═════ ENTRIES SHOWN
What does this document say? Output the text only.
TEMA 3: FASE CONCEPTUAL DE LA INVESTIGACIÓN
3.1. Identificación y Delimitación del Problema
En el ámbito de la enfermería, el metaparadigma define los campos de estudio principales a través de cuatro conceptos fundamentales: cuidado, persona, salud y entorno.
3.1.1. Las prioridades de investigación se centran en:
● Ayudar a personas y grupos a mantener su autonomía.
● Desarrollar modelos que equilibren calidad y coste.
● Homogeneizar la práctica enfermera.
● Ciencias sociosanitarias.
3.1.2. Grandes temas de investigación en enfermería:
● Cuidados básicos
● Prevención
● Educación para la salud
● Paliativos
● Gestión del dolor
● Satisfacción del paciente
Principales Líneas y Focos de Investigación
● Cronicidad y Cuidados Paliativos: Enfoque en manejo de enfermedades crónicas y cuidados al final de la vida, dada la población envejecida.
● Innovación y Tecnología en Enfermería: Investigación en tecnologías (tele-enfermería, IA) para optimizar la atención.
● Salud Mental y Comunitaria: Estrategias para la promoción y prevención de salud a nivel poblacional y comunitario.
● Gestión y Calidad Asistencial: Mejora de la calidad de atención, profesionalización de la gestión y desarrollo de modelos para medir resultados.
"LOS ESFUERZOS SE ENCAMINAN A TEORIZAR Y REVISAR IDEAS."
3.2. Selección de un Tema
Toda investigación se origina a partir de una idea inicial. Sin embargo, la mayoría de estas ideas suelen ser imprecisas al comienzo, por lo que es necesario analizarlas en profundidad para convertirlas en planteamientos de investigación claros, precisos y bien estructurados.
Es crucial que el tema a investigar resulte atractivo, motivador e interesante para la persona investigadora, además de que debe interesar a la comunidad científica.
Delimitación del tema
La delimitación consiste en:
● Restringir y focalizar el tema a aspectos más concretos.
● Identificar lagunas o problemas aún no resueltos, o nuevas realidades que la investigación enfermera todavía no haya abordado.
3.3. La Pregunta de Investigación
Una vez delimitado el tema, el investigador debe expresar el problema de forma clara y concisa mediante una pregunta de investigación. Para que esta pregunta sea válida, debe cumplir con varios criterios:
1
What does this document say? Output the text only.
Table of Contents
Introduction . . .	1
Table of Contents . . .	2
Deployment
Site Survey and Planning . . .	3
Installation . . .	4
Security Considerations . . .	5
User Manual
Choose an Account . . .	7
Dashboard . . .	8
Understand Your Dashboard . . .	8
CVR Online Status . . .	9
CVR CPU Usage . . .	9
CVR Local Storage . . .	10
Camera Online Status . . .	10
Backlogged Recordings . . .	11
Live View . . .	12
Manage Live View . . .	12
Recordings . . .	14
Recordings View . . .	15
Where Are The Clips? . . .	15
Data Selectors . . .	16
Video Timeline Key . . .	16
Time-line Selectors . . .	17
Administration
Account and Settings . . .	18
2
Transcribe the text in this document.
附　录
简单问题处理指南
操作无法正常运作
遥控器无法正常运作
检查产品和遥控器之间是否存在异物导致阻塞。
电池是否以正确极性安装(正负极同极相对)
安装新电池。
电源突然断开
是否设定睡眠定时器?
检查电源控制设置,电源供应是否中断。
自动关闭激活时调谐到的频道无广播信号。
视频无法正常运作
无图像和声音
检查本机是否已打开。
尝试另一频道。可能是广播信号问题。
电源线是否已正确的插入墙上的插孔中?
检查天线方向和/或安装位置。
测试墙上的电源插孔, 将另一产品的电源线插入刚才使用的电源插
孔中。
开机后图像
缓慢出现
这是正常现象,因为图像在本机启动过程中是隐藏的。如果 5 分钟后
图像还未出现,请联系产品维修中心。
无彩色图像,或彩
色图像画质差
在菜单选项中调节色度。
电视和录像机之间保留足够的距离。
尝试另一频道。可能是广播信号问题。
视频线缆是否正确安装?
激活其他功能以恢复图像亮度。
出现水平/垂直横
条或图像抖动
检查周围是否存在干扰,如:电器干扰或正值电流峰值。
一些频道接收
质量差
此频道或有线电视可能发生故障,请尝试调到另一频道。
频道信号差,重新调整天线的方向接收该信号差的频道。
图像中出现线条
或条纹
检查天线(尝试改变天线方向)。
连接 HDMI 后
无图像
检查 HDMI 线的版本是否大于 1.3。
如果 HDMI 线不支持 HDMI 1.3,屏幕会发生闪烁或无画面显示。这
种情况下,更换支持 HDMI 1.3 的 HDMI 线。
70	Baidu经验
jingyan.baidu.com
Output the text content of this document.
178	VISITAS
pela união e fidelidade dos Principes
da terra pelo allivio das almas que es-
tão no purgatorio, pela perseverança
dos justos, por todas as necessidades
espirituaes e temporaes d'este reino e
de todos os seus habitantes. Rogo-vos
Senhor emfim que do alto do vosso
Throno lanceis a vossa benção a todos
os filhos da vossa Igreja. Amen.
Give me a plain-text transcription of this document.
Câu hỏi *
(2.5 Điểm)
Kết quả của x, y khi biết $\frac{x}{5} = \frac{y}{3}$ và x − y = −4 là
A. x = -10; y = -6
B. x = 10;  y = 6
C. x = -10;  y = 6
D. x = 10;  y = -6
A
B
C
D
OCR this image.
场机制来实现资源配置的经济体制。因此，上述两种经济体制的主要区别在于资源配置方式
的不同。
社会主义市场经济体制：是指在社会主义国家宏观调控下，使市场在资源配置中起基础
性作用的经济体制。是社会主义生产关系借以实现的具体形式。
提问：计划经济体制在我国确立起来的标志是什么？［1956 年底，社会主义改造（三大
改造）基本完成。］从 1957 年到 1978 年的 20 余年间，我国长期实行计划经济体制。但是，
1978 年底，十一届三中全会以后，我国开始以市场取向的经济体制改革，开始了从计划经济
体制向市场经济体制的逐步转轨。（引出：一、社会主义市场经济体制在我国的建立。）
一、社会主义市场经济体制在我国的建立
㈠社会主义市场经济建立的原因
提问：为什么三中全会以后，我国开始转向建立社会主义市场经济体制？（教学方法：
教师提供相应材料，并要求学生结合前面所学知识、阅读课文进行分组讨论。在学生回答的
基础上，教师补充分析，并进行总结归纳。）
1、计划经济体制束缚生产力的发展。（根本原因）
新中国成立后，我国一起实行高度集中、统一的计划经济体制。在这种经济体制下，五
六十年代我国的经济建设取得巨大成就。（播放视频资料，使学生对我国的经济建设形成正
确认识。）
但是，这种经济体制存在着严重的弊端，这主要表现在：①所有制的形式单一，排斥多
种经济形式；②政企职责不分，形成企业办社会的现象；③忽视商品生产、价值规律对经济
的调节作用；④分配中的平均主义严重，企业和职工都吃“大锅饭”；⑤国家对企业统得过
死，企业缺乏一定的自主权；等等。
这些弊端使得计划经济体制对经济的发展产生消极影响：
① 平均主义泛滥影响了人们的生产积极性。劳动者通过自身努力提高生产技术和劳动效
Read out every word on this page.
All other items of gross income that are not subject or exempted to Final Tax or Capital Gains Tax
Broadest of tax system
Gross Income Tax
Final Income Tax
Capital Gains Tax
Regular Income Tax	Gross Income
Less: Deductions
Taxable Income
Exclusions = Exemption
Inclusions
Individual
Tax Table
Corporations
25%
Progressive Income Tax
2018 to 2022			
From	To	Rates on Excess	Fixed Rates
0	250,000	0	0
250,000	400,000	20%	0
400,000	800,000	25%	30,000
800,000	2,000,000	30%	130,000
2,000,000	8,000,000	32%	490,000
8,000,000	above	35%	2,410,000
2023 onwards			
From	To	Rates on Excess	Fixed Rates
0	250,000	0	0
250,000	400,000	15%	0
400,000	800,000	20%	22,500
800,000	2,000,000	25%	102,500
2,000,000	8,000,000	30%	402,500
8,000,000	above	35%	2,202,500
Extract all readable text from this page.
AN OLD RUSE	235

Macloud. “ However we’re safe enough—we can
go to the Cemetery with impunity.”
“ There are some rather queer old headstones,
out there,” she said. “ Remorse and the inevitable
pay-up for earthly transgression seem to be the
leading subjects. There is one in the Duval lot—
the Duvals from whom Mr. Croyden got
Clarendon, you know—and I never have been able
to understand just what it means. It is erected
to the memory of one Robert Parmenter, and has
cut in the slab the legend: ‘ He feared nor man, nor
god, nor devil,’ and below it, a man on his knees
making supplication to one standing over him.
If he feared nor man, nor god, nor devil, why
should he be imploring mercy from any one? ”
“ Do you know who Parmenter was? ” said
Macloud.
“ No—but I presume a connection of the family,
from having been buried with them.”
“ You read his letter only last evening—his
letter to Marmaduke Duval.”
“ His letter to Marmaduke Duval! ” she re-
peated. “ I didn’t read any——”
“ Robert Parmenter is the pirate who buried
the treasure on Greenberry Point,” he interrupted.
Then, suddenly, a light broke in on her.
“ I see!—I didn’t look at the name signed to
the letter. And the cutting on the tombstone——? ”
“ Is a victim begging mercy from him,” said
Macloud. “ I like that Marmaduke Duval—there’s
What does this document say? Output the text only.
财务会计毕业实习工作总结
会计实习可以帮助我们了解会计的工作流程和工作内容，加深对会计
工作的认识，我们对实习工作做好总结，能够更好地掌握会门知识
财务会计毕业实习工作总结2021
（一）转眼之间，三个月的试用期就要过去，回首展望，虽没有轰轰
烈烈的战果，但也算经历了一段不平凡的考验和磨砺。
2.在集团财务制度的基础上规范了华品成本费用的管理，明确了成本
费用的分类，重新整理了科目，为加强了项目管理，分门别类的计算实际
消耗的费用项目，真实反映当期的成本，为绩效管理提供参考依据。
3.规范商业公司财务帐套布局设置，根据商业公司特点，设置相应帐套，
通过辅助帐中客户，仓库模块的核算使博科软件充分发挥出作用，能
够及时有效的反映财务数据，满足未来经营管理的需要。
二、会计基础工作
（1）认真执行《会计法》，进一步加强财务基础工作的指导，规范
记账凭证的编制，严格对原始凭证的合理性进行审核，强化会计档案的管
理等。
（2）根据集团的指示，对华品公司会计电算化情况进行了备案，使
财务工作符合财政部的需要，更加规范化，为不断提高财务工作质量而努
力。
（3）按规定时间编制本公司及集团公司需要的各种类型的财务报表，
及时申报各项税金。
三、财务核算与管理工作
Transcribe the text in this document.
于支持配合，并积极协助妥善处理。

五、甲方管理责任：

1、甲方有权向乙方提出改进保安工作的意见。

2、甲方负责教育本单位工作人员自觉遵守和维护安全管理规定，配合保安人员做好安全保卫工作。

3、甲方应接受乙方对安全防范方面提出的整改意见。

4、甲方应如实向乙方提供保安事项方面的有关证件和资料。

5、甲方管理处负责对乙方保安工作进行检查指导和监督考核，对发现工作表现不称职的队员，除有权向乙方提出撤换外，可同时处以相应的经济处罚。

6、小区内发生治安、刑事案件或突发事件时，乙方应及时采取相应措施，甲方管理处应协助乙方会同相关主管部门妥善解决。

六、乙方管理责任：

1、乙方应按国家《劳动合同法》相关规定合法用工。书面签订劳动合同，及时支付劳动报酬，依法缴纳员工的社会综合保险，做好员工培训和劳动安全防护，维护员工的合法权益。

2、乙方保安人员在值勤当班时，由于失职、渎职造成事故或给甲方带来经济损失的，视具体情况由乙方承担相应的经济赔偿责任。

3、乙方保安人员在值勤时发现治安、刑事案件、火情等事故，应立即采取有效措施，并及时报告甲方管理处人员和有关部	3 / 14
══════════
__PROBLEM STATEMENT__. Using the entries above, return each line that includes the word "modelos".

__PROBLEM SOLUTION__.
● Desarrollar modelos que equilibren calidad y coste.
● Gestión y Calidad Asistencial: Mejora de la calidad de atención, profesionalización de la gestión y desarrollo de modelos para medir resultados.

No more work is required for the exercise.